STATED GOAL: Each entry below must be repeated word for word.

— begin —

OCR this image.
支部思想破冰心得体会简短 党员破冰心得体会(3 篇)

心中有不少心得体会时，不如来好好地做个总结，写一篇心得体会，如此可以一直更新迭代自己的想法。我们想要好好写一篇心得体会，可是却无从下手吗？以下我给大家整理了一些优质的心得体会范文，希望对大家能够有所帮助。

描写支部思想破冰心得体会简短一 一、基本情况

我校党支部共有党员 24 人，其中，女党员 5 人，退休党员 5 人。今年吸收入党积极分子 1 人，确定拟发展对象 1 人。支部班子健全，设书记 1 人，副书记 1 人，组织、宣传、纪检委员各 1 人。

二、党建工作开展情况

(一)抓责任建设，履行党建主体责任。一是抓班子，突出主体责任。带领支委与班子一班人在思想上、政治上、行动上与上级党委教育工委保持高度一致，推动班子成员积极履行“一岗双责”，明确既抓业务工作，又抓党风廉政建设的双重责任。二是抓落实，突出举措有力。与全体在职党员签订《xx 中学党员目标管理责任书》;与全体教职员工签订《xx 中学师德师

— end —

RESULT FOR THIS EXERCISE:
OCR this image.
支部思想破冰心得体会简短 党员破冰心得体会(3 篇)

心中有不少心得体会时，不如来好好地做个总结，写一篇心得体会，如此可以一直更新迭代自己的想法。我们想要好好写一篇心得体会，可是却无从下手吗？以下我给大家整理了一些优质的心得体会范文，希望对大家能够有所帮助。

描写支部思想破冰心得体会简短一 一、基本情况

我校党支部共有党员 24 人，其中，女党员 5 人，退休党员 5 人。今年吸收入党积极分子 1 人，确定拟发展对象 1 人。支部班子健全，设书记 1 人，副书记 1 人，组织、宣传、纪检委员各 1 人。

二、党建工作开展情况

(一)抓责任建设，履行党建主体责任。一是抓班子，突出主体责任。带领支委与班子一班人在思想上、政治上、行动上与上级党委教育工委保持高度一致，推动班子成员积极履行“一岗双责”，明确既抓业务工作，又抓党风廉政建设的双重责任。二是抓落实，突出举措有力。与全体在职党员签订《xx 中学党员目标管理责任书》;与全体教职员工签订《xx 中学师德师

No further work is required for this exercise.